Assigned task: Please copy each line in the records below that contains the string "will".

Provided material:
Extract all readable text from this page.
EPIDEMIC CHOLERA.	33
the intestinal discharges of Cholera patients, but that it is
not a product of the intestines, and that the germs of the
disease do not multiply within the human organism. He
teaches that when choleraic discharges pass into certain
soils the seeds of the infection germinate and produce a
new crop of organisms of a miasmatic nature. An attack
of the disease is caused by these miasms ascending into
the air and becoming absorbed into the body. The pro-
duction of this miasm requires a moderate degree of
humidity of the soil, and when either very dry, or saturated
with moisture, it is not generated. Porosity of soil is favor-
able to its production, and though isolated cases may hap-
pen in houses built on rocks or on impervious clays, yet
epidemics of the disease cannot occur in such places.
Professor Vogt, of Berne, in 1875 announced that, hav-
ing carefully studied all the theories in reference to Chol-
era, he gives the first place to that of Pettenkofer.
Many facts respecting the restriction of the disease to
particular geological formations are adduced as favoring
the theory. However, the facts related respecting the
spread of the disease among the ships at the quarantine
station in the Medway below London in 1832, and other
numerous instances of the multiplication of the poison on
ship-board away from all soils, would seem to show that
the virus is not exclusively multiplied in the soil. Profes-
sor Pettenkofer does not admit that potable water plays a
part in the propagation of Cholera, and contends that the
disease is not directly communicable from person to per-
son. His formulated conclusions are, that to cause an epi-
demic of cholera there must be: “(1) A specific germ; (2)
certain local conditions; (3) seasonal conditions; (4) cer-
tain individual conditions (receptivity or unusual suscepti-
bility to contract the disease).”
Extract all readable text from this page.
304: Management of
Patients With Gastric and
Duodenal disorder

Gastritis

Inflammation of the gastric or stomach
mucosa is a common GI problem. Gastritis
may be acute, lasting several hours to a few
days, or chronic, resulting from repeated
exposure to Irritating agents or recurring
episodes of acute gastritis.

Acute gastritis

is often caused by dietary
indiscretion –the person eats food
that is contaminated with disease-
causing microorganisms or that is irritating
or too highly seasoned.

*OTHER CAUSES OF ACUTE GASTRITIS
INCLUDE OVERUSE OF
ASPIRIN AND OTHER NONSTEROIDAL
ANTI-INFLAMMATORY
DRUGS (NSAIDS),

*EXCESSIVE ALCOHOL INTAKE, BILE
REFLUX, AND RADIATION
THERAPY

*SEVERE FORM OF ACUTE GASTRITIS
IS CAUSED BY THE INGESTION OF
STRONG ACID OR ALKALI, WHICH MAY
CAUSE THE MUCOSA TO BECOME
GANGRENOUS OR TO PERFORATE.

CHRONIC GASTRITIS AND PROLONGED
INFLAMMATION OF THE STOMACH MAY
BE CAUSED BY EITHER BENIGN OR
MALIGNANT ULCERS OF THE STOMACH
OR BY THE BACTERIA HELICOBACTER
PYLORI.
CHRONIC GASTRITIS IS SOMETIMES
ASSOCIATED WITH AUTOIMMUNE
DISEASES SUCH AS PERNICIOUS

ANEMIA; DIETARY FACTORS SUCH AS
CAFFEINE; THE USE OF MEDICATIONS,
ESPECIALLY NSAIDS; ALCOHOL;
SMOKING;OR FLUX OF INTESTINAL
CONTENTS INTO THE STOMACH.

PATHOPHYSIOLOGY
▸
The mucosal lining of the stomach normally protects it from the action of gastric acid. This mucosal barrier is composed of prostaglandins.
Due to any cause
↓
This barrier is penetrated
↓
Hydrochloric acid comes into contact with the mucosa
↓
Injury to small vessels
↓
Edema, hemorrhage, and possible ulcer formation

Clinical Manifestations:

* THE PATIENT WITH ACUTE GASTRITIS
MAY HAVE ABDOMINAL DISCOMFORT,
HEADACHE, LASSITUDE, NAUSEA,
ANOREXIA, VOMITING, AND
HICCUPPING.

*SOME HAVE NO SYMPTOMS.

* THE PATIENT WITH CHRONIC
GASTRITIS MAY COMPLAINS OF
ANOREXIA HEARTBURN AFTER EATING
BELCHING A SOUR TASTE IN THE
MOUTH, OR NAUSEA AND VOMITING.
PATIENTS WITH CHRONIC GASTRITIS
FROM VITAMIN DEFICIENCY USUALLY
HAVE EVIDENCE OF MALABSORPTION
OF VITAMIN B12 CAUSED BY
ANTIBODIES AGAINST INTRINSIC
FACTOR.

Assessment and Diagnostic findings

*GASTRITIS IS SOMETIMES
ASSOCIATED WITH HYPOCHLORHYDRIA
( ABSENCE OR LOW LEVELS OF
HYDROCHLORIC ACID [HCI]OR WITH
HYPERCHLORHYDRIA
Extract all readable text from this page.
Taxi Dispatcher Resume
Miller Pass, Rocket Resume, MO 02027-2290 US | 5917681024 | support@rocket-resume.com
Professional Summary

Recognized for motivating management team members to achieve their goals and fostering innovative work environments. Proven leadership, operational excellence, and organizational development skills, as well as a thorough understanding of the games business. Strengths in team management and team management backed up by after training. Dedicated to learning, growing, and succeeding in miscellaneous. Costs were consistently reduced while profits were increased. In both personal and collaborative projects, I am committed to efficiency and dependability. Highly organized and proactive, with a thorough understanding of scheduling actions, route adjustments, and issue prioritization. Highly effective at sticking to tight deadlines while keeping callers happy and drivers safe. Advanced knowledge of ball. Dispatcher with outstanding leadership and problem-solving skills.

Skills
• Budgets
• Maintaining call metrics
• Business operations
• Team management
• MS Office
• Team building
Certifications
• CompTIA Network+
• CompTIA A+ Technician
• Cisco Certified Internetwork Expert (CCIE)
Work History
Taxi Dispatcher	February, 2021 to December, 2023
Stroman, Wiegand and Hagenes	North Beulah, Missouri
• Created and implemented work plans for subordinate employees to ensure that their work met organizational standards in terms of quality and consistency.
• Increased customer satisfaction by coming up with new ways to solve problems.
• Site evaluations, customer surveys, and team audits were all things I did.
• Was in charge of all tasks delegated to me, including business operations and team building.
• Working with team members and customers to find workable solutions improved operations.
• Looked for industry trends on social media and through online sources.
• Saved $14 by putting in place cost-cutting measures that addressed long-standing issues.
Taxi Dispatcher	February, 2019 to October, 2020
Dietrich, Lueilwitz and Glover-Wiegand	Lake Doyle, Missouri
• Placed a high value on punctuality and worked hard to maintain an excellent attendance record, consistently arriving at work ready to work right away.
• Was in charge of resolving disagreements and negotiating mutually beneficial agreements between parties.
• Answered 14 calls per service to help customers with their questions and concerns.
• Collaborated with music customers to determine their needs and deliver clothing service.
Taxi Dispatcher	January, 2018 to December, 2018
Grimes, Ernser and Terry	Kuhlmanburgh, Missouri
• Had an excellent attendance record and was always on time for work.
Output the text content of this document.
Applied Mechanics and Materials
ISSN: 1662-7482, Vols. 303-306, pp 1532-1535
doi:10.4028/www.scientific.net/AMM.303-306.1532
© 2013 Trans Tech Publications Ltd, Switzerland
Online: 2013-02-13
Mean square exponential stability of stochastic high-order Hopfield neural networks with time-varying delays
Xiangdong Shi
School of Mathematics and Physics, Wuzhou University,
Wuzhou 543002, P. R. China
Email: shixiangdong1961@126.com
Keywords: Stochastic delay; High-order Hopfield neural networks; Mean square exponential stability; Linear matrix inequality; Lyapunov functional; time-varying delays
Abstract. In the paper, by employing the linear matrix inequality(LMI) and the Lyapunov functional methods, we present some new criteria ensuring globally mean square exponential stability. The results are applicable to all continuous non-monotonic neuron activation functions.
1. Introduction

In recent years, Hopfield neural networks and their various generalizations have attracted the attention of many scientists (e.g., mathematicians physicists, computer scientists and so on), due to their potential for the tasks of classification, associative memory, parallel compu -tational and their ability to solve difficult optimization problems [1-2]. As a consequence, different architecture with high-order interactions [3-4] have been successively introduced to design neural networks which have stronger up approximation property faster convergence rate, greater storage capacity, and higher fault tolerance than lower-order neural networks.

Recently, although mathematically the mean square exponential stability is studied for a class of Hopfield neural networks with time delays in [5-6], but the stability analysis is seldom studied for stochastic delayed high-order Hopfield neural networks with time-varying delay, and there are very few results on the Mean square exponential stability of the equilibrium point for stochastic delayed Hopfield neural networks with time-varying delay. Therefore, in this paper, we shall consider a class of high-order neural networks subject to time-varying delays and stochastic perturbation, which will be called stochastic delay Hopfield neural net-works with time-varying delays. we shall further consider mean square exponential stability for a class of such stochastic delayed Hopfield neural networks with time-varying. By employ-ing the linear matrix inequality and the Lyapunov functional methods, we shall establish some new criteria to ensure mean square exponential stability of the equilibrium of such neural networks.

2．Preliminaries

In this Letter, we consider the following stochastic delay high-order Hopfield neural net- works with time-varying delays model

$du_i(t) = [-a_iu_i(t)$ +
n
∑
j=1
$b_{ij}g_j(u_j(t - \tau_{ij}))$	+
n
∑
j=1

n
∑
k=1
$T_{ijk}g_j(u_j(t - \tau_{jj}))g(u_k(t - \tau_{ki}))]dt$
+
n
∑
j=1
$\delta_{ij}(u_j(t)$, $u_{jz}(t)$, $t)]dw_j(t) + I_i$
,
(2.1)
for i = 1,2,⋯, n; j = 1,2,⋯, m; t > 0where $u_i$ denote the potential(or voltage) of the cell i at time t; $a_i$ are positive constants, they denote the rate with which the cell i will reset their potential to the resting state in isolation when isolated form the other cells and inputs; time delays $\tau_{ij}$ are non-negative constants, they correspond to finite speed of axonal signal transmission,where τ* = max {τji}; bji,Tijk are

Solution for this problem:
Recently, although mathematically the mean square exponential stability is studied for a class of Hopfield neural networks with time delays in [5-6], but the stability analysis is seldom studied for stochastic delayed high-order Hopfield neural networks with time-varying delay, and there are very few results on the Mean square exponential stability of the equilibrium point for stochastic delayed Hopfield neural networks with time-varying delay. Therefore, in this paper, we shall consider a class of high-order neural networks subject to time-varying delays and stochastic perturbation, which will be called stochastic delay Hopfield neural net-works with time-varying delays. we shall further consider mean square exponential stability for a class of such stochastic delayed Hopfield neural networks with time-varying. By employ-ing the linear matrix inequality and the Lyapunov functional methods, we shall establish some new criteria to ensure mean square exponential stability of the equilibrium of such neural networks.
for i = 1,2,⋯, n; j = 1,2,⋯, m; t > 0where $u_i$ denote the potential(or voltage) of the cell i at time t; $a_i$ are positive constants, they denote the rate with which the cell i will reset their potential to the resting state in isolation when isolated form the other cells and inputs; time delays $\tau_{ij}$ are non-negative constants, they correspond to finite speed of axonal signal transmission,where τ* = max {τji}; bji,Tijk are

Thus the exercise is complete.